Given data:
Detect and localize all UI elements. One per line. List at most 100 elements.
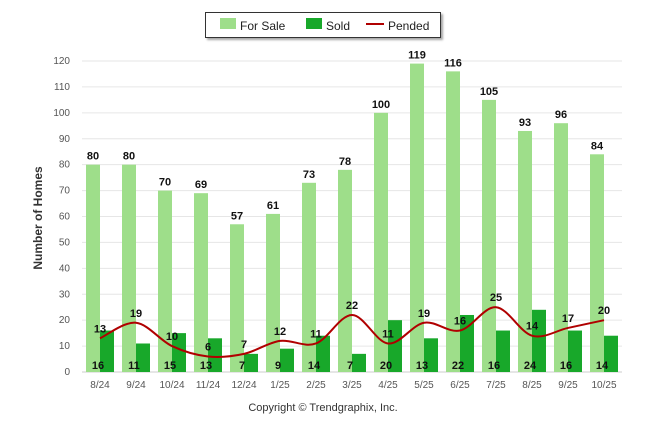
x-axis-ticks: 8/24 9/24 10/24 11/24 12/24 1/25 2/25 3/25 4/25 5…	[90, 380, 617, 391]
data-label-pended: 19	[130, 308, 142, 320]
x-tick-label: 7/25	[486, 380, 506, 391]
y-tick-label: 30	[59, 289, 71, 300]
y-tick-label: 60	[59, 212, 71, 223]
data-label-for-sale: 80	[87, 151, 99, 163]
bar-for-sale	[158, 190, 172, 372]
bar-for-sale	[122, 164, 136, 372]
data-label-pended: 19	[418, 308, 430, 320]
x-tick-label: 1/25	[270, 380, 290, 391]
data-label-sold: 22	[452, 360, 464, 372]
data-label-for-sale: 78	[339, 156, 351, 168]
data-label-for-sale: 80	[123, 151, 135, 163]
data-label-pended: 13	[94, 323, 106, 335]
data-label-for-sale: 70	[159, 177, 171, 189]
data-label-pended: 22	[346, 300, 358, 312]
data-label-sold: 24	[524, 360, 537, 372]
bars	[86, 63, 618, 372]
data-label-sold: 16	[92, 360, 104, 372]
x-tick-label: 10/25	[591, 380, 616, 391]
data-label-pended: 12	[274, 326, 286, 338]
data-label-pended: 25	[490, 292, 502, 304]
data-label-sold: 11	[128, 360, 140, 372]
bar-sold	[316, 335, 330, 372]
bar-for-sale	[266, 213, 280, 372]
data-label-for-sale: 100	[372, 99, 390, 111]
bar-sold	[424, 338, 438, 372]
x-tick-label: 3/25	[342, 380, 362, 391]
bar-for-sale	[194, 193, 208, 372]
bar-sold	[568, 330, 582, 372]
y-tick-label: 100	[53, 108, 70, 119]
x-tick-label: 10/24	[159, 380, 184, 391]
bar-sold	[604, 335, 618, 372]
data-label-sold: 16	[560, 360, 572, 372]
data-label-pended: 17	[562, 313, 574, 325]
y-tick-label: 40	[59, 263, 71, 274]
pended-line	[99, 306, 605, 358]
data-label-for-sale: 105	[480, 86, 498, 98]
data-label-for-sale: 61	[267, 200, 279, 212]
data-label-pended: 14	[526, 321, 539, 333]
y-tick-label: 0	[64, 367, 70, 378]
bar-for-sale	[482, 99, 496, 372]
bar-sold	[208, 338, 222, 372]
data-label-sold: 13	[416, 360, 428, 372]
y-tick-label: 110	[54, 82, 70, 93]
bar-for-sale	[590, 154, 604, 372]
copyright-text: Copyright © Trendgraphix, Inc.	[248, 402, 398, 414]
data-label-sold: 7	[239, 360, 245, 372]
bar-sold	[136, 343, 150, 372]
bar-for-sale	[374, 112, 388, 372]
bar-sold	[100, 330, 114, 372]
bar-sold	[388, 320, 402, 372]
x-tick-label: 12/24	[231, 380, 256, 391]
data-label-for-sale: 96	[555, 109, 567, 121]
y-tick-label: 50	[59, 237, 71, 248]
bar-sold	[352, 353, 366, 372]
y-tick-label: 80	[59, 160, 71, 171]
bar-for-sale	[338, 169, 352, 372]
data-label-for-sale: 57	[231, 210, 243, 222]
bar-sold	[496, 330, 510, 372]
y-axis-ticks: 0 10 20 30 40 50 60 70 80 90 100 110 120	[53, 56, 70, 378]
x-tick-label: 8/25	[522, 380, 542, 391]
legend-swatch-for-sale	[220, 18, 236, 29]
data-label-pended: 11	[310, 328, 322, 340]
pended-line-path	[99, 306, 605, 358]
data-label-sold: 9	[275, 360, 281, 372]
data-label-sold: 15	[164, 360, 176, 372]
legend-label-for-sale: For Sale	[240, 19, 286, 33]
bar-sold	[172, 333, 186, 372]
legend-swatch-pended	[366, 23, 384, 25]
data-label-pended: 16	[454, 316, 466, 328]
bar-for-sale	[410, 63, 424, 372]
data-label-pended: 11	[382, 328, 394, 340]
x-tick-label: 8/24	[90, 380, 110, 391]
data-label-pended: 7	[241, 339, 247, 351]
x-tick-label: 9/25	[558, 380, 578, 391]
x-tick-label: 9/24	[126, 380, 146, 391]
data-label-for-sale: 69	[195, 179, 207, 191]
x-tick-label: 6/25	[450, 380, 470, 391]
data-label-sold: 20	[380, 360, 392, 372]
bar-for-sale	[302, 182, 316, 372]
data-label-sold: 14	[596, 360, 609, 372]
y-tick-label: 120	[53, 56, 70, 67]
data-label-sold: 16	[488, 360, 500, 372]
data-label-sold: 14	[308, 360, 321, 372]
bar-for-sale	[86, 164, 100, 372]
x-tick-label: 4/25	[378, 380, 398, 391]
y-tick-label: 20	[59, 315, 71, 326]
y-tick-label: 90	[59, 134, 71, 145]
y-axis-label: Number of Homes	[31, 166, 45, 270]
data-labels: 80 16 80 11 70 15 69 13 57 7 6 19 73 14 78 7 100 20 11 9 13 1…	[87, 50, 610, 372]
data-label-pended: 6	[205, 341, 211, 353]
bar-sold	[244, 353, 258, 372]
legend: For Sale Sold Pended	[205, 12, 441, 38]
bar-for-sale	[554, 123, 568, 372]
data-label-pended: 10	[166, 331, 178, 343]
x-tick-label: 11/24	[196, 380, 221, 391]
data-label-sold: 7	[347, 360, 353, 372]
data-label-for-sale: 73	[303, 169, 315, 181]
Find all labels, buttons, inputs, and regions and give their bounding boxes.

Given task: Turn every row above into a JSON list of strings, with one string for each line and no blank lines. Leave the pictures out.

Completed exercise:
[
  "Detect and localize all UI elements. One per line. List at most 100 elements.",
  "x-axis-ticks: 8/24 9/24 10/24 11/24 12/24 1/25 2/25 3/25 4/25 5…\t[90, 380, 617, 391]",
  "data-label-pended: 19\t[130, 308, 142, 320]",
  "x-tick-label: 7/25\t[486, 380, 506, 391]",
  "y-tick-label: 30\t[59, 289, 71, 300]",
  "y-tick-label: 60\t[59, 212, 71, 223]",
  "data-label-for-sale: 80\t[87, 151, 99, 163]",
  "bar-for-sale\t[158, 190, 172, 372]",
  "bar-for-sale\t[122, 164, 136, 372]",
  "data-label-pended: 19\t[418, 308, 430, 320]",
  "x-tick-label: 1/25\t[270, 380, 290, 391]",
  "data-label-sold: 22\t[452, 360, 464, 372]",
  "data-label-for-sale: 78\t[339, 156, 351, 168]",
  "data-label-for-sale: 80\t[123, 151, 135, 163]",
  "data-label-pended: 13\t[94, 323, 106, 335]",
  "data-label-for-sale: 70\t[159, 177, 171, 189]",
  "data-label-pended: 22\t[346, 300, 358, 312]",
  "data-label-sold: 24\t[524, 360, 537, 372]",
  "bars\t[86, 63, 618, 372]",
  "data-label-sold: 16\t[92, 360, 104, 372]",
  "x-tick-label: 10/25\t[591, 380, 616, 391]",
  "data-label-pended: 12\t[274, 326, 286, 338]",
  "data-label-pended: 25\t[490, 292, 502, 304]",
  "data-label-sold: 11\t[128, 360, 140, 372]",
  "bar-sold\t[316, 335, 330, 372]",
  "bar-for-sale\t[266, 213, 280, 372]",
  "data-label-for-sale: 100\t[372, 99, 390, 111]",
  "bar-sold\t[424, 338, 438, 372]",
  "x-tick-label: 3/25\t[342, 380, 362, 391]",
  "bar-for-sale\t[194, 193, 208, 372]",
  "bar-sold\t[568, 330, 582, 372]",
  "y-tick-label: 100\t[53, 108, 70, 119]",
  "x-tick-label: 10/24\t[159, 380, 184, 391]",
  "bar-sold\t[604, 335, 618, 372]",
  "data-label-sold: 16\t[560, 360, 572, 372]",
  "data-label-pended: 17\t[562, 313, 574, 325]",
  "y-tick-label: 40\t[59, 263, 71, 274]",
  "pended-line\t[99, 306, 605, 358]",
  "data-label-for-sale: 105\t[480, 86, 498, 98]",
  "data-label-for-sale: 61\t[267, 200, 279, 212]",
  "data-label-pended: 14\t[526, 321, 539, 333]",
  "y-tick-label: 0\t[64, 367, 70, 378]",
  "bar-for-sale\t[482, 99, 496, 372]",
  "bar-sold\t[208, 338, 222, 372]",
  "data-label-sold: 13\t[416, 360, 428, 372]",
  "y-tick-label: 110\t[54, 82, 70, 93]",
  "bar-for-sale\t[590, 154, 604, 372]",
  "copyright-text: Copyright © Trendgraphix, Inc.\t[248, 402, 398, 414]",
  "data-label-sold: 7\t[239, 360, 245, 372]",
  "bar-sold\t[136, 343, 150, 372]",
  "bar-for-sale\t[374, 112, 388, 372]",
  "bar-sold\t[100, 330, 114, 372]",
  "bar-sold\t[388, 320, 402, 372]",
  "x-tick-label: 12/24\t[231, 380, 256, 391]",
  "data-label-for-sale: 96\t[555, 109, 567, 121]",
  "y-tick-label: 50\t[59, 237, 71, 248]",
  "bar-sold\t[352, 353, 366, 372]",
  "y-tick-label: 80\t[59, 160, 71, 171]",
  "bar-for-sale\t[338, 169, 352, 372]",
  "data-label-for-sale: 57\t[231, 210, 243, 222]",
  "bar-sold\t[496, 330, 510, 372]",
  "y-axis-ticks: 0 10 20 30 40 50 60 70 80 90 100 110 120\t[53, 56, 70, 378]",
  "x-tick-label: 8/25\t[522, 380, 542, 391]",
  "legend-swatch-for-sale\t[220, 18, 236, 29]",
  "data-label-pended: 11\t[310, 328, 322, 340]",
  "pended-line-path\t[99, 306, 605, 358]",
  "data-label-sold: 9\t[275, 360, 281, 372]",
  "data-label-sold: 15\t[164, 360, 176, 372]",
  "legend-label-for-sale: For Sale\t[240, 19, 286, 33]",
  "bar-sold\t[172, 333, 186, 372]",
  "legend-swatch-pended\t[366, 23, 384, 25]",
  "data-label-pended: 16\t[454, 316, 466, 328]",
  "bar-for-sale\t[410, 63, 424, 372]",
  "data-label-pended: 11\t[382, 328, 394, 340]",
  "x-tick-label: 8/24\t[90, 380, 110, 391]",
  "data-label-pended: 7\t[241, 339, 247, 351]",
  "x-tick-label: 9/25\t[558, 380, 578, 391]",
  "x-tick-label: 9/24\t[126, 380, 146, 391]",
  "data-label-for-sale: 69\t[195, 179, 207, 191]",
  "x-tick-label: 6/25\t[450, 380, 470, 391]",
  "data-label-sold: 20\t[380, 360, 392, 372]",
  "bar-for-sale\t[302, 182, 316, 372]",
  "data-label-sold: 14\t[596, 360, 609, 372]",
  "y-tick-label: 120\t[53, 56, 70, 67]",
  "data-label-sold: 16\t[488, 360, 500, 372]",
  "data-label-sold: 14\t[308, 360, 321, 372]",
  "bar-for-sale\t[86, 164, 100, 372]",
  "x-tick-label: 4/25\t[378, 380, 398, 391]",
  "y-tick-label: 20\t[59, 315, 71, 326]",
  "y-tick-label: 90\t[59, 134, 71, 145]",
  "y-axis-label: Number of Homes\t[31, 166, 45, 270]",
  "data-labels: 80 16 80 11 70 15 69 13 57 7 6 19 73 14 78 7 100 20 11 9 13 1…\t[87, 50, 610, 372]",
  "data-label-pended: 6\t[205, 341, 211, 353]",
  "bar-sold\t[244, 353, 258, 372]",
  "legend: For Sale Sold Pended\t[205, 12, 441, 38]",
  "bar-for-sale\t[554, 123, 568, 372]",
  "data-label-pended: 10\t[166, 331, 178, 343]",
  "x-tick-label: 11/24\t[196, 380, 221, 391]",
  "data-label-sold: 7\t[347, 360, 353, 372]",
  "data-label-for-sale: 73\t[303, 169, 315, 181]",
  "Find all labels, buttons, inputs, and regions and give their bounding boxes."
]